TASK STATEMENT:
Your task is to transcribe the data in full.

RECORD SET:
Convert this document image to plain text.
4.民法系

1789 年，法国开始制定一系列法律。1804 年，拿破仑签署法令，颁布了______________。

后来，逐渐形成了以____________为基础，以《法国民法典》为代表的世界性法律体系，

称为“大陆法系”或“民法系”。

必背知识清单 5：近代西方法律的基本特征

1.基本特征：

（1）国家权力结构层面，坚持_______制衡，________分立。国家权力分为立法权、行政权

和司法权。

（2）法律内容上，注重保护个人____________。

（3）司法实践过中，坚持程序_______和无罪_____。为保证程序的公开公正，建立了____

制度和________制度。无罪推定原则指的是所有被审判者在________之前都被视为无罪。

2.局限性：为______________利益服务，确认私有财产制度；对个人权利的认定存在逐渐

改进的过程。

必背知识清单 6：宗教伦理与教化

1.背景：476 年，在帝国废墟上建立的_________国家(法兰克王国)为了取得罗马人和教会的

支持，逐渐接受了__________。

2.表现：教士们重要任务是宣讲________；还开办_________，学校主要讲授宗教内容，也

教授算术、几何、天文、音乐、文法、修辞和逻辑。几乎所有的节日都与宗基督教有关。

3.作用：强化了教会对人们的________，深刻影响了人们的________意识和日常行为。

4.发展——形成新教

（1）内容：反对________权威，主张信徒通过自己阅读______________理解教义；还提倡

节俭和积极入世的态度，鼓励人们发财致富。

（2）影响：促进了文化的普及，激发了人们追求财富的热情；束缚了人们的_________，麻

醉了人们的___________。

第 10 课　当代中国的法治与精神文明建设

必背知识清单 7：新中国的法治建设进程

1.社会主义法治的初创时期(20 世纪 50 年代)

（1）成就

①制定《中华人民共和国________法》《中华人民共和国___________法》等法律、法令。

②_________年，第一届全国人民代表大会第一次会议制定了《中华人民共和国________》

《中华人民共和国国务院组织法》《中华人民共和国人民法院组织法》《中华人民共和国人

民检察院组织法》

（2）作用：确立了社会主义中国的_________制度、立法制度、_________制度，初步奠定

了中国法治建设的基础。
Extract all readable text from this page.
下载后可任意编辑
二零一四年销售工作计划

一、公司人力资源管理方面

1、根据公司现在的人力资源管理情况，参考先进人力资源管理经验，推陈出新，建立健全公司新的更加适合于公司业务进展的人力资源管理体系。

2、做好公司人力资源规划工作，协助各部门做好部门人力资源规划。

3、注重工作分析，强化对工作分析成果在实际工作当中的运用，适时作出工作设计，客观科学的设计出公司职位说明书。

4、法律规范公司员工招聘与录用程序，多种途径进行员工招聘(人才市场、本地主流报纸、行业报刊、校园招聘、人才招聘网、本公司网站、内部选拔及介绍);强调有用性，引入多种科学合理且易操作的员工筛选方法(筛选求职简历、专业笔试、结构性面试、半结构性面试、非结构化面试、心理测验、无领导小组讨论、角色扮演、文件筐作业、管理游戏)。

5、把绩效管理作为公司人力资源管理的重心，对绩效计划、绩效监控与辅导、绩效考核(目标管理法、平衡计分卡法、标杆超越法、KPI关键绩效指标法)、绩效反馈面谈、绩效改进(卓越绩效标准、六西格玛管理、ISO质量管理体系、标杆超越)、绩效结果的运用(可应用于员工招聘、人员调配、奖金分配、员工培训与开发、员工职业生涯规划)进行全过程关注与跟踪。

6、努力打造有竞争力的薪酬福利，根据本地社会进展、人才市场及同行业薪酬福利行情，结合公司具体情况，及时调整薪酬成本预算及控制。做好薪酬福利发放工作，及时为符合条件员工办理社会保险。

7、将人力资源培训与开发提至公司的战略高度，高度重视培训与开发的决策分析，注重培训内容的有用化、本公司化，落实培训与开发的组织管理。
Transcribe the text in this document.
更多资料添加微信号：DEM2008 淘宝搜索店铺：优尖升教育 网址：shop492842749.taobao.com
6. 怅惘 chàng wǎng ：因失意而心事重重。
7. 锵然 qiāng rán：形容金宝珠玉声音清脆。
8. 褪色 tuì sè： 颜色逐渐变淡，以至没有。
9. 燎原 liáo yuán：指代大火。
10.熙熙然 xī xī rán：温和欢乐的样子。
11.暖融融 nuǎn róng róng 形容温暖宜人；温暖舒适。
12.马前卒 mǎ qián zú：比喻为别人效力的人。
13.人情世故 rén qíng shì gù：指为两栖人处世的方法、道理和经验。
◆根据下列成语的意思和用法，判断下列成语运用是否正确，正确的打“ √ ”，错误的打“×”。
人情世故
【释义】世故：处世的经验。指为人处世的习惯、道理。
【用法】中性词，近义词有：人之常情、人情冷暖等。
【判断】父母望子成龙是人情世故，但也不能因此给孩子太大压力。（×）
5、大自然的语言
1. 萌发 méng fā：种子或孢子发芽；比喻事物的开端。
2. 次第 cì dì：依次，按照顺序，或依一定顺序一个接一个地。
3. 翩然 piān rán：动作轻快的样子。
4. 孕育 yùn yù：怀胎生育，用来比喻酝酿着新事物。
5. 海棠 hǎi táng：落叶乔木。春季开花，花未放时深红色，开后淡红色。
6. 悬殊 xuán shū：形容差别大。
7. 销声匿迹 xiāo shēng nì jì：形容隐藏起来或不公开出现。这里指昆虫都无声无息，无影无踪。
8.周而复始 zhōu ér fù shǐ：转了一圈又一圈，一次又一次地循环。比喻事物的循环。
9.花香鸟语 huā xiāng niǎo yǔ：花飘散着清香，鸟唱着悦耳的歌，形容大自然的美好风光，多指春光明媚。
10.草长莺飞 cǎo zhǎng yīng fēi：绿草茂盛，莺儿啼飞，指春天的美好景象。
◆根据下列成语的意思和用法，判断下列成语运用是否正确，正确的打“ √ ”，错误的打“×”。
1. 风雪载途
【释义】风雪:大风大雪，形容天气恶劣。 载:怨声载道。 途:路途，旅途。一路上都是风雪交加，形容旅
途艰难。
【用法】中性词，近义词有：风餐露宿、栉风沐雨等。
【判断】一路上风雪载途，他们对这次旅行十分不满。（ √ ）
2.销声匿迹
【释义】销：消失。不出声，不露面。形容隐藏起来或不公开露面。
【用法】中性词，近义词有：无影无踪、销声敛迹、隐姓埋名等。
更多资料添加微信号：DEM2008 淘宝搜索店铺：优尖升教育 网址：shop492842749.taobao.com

OUTPUT:
Convert this document image to plain text.
4.民法系

1789 年，法国开始制定一系列法律。1804 年，拿破仑签署法令，颁布了______________。

后来，逐渐形成了以____________为基础，以《法国民法典》为代表的世界性法律体系，

称为“大陆法系”或“民法系”。

必背知识清单 5：近代西方法律的基本特征

1.基本特征：

（1）国家权力结构层面，坚持_______制衡，________分立。国家权力分为立法权、行政权

和司法权。

（2）法律内容上，注重保护个人____________。

（3）司法实践过中，坚持程序_______和无罪_____。为保证程序的公开公正，建立了____

制度和________制度。无罪推定原则指的是所有被审判者在________之前都被视为无罪。

2.局限性：为______________利益服务，确认私有财产制度；对个人权利的认定存在逐渐

改进的过程。

必背知识清单 6：宗教伦理与教化

1.背景：476 年，在帝国废墟上建立的_________国家(法兰克王国)为了取得罗马人和教会的

支持，逐渐接受了__________。

2.表现：教士们重要任务是宣讲________；还开办_________，学校主要讲授宗教内容，也

教授算术、几何、天文、音乐、文法、修辞和逻辑。几乎所有的节日都与宗基督教有关。

3.作用：强化了教会对人们的________，深刻影响了人们的________意识和日常行为。

4.发展——形成新教

（1）内容：反对________权威，主张信徒通过自己阅读______________理解教义；还提倡

节俭和积极入世的态度，鼓励人们发财致富。

（2）影响：促进了文化的普及，激发了人们追求财富的热情；束缚了人们的_________，麻

醉了人们的___________。

第 10 课　当代中国的法治与精神文明建设

必背知识清单 7：新中国的法治建设进程

1.社会主义法治的初创时期(20 世纪 50 年代)

（1）成就

①制定《中华人民共和国________法》《中华人民共和国___________法》等法律、法令。

②_________年，第一届全国人民代表大会第一次会议制定了《中华人民共和国________》

《中华人民共和国国务院组织法》《中华人民共和国人民法院组织法》《中华人民共和国人

民检察院组织法》

（2）作用：确立了社会主义中国的_________制度、立法制度、_________制度，初步奠定

了中国法治建设的基础。
Extract all readable text from this page.
下载后可任意编辑
二零一四年销售工作计划

一、公司人力资源管理方面

1、根据公司现在的人力资源管理情况，参考先进人力资源管理经验，推陈出新，建立健全公司新的更加适合于公司业务进展的人力资源管理体系。

2、做好公司人力资源规划工作，协助各部门做好部门人力资源规划。

3、注重工作分析，强化对工作分析成果在实际工作当中的运用，适时作出工作设计，客观科学的设计出公司职位说明书。

4、法律规范公司员工招聘与录用程序，多种途径进行员工招聘(人才市场、本地主流报纸、行业报刊、校园招聘、人才招聘网、本公司网站、内部选拔及介绍);强调有用性，引入多种科学合理且易操作的员工筛选方法(筛选求职简历、专业笔试、结构性面试、半结构性面试、非结构化面试、心理测验、无领导小组讨论、角色扮演、文件筐作业、管理游戏)。

5、把绩效管理作为公司人力资源管理的重心，对绩效计划、绩效监控与辅导、绩效考核(目标管理法、平衡计分卡法、标杆超越法、KPI关键绩效指标法)、绩效反馈面谈、绩效改进(卓越绩效标准、六西格玛管理、ISO质量管理体系、标杆超越)、绩效结果的运用(可应用于员工招聘、人员调配、奖金分配、员工培训与开发、员工职业生涯规划)进行全过程关注与跟踪。

6、努力打造有竞争力的薪酬福利，根据本地社会进展、人才市场及同行业薪酬福利行情，结合公司具体情况，及时调整薪酬成本预算及控制。做好薪酬福利发放工作，及时为符合条件员工办理社会保险。

7、将人力资源培训与开发提至公司的战略高度，高度重视培训与开发的决策分析，注重培训内容的有用化、本公司化，落实培训与开发的组织管理。
Transcribe the text in this document.
更多资料添加微信号：DEM2008 淘宝搜索店铺：优尖升教育 网址：shop492842749.taobao.com
6. 怅惘 chàng wǎng ：因失意而心事重重。
7. 锵然 qiāng rán：形容金宝珠玉声音清脆。
8. 褪色 tuì sè： 颜色逐渐变淡，以至没有。
9. 燎原 liáo yuán：指代大火。
10.熙熙然 xī xī rán：温和欢乐的样子。
11.暖融融 nuǎn róng róng 形容温暖宜人；温暖舒适。
12.马前卒 mǎ qián zú：比喻为别人效力的人。
13.人情世故 rén qíng shì gù：指为两栖人处世的方法、道理和经验。
◆根据下列成语的意思和用法，判断下列成语运用是否正确，正确的打“ √ ”，错误的打“×”。
人情世故
【释义】世故：处世的经验。指为人处世的习惯、道理。
【用法】中性词，近义词有：人之常情、人情冷暖等。
【判断】父母望子成龙是人情世故，但也不能因此给孩子太大压力。（×）
5、大自然的语言
1. 萌发 méng fā：种子或孢子发芽；比喻事物的开端。
2. 次第 cì dì：依次，按照顺序，或依一定顺序一个接一个地。
3. 翩然 piān rán：动作轻快的样子。
4. 孕育 yùn yù：怀胎生育，用来比喻酝酿着新事物。
5. 海棠 hǎi táng：落叶乔木。春季开花，花未放时深红色，开后淡红色。
6. 悬殊 xuán shū：形容差别大。
7. 销声匿迹 xiāo shēng nì jì：形容隐藏起来或不公开出现。这里指昆虫都无声无息，无影无踪。
8.周而复始 zhōu ér fù shǐ：转了一圈又一圈，一次又一次地循环。比喻事物的循环。
9.花香鸟语 huā xiāng niǎo yǔ：花飘散着清香，鸟唱着悦耳的歌，形容大自然的美好风光，多指春光明媚。
10.草长莺飞 cǎo zhǎng yīng fēi：绿草茂盛，莺儿啼飞，指春天的美好景象。
◆根据下列成语的意思和用法，判断下列成语运用是否正确，正确的打“ √ ”，错误的打“×”。
1. 风雪载途
【释义】风雪:大风大雪，形容天气恶劣。 载:怨声载道。 途:路途，旅途。一路上都是风雪交加，形容旅
途艰难。
【用法】中性词，近义词有：风餐露宿、栉风沐雨等。
【判断】一路上风雪载途，他们对这次旅行十分不满。（ √ ）
2.销声匿迹
【释义】销：消失。不出声，不露面。形容隐藏起来或不公开露面。
【用法】中性词，近义词有：无影无踪、销声敛迹、隐姓埋名等。
更多资料添加微信号：DEM2008 淘宝搜索店铺：优尖升教育 网址：shop492842749.taobao.com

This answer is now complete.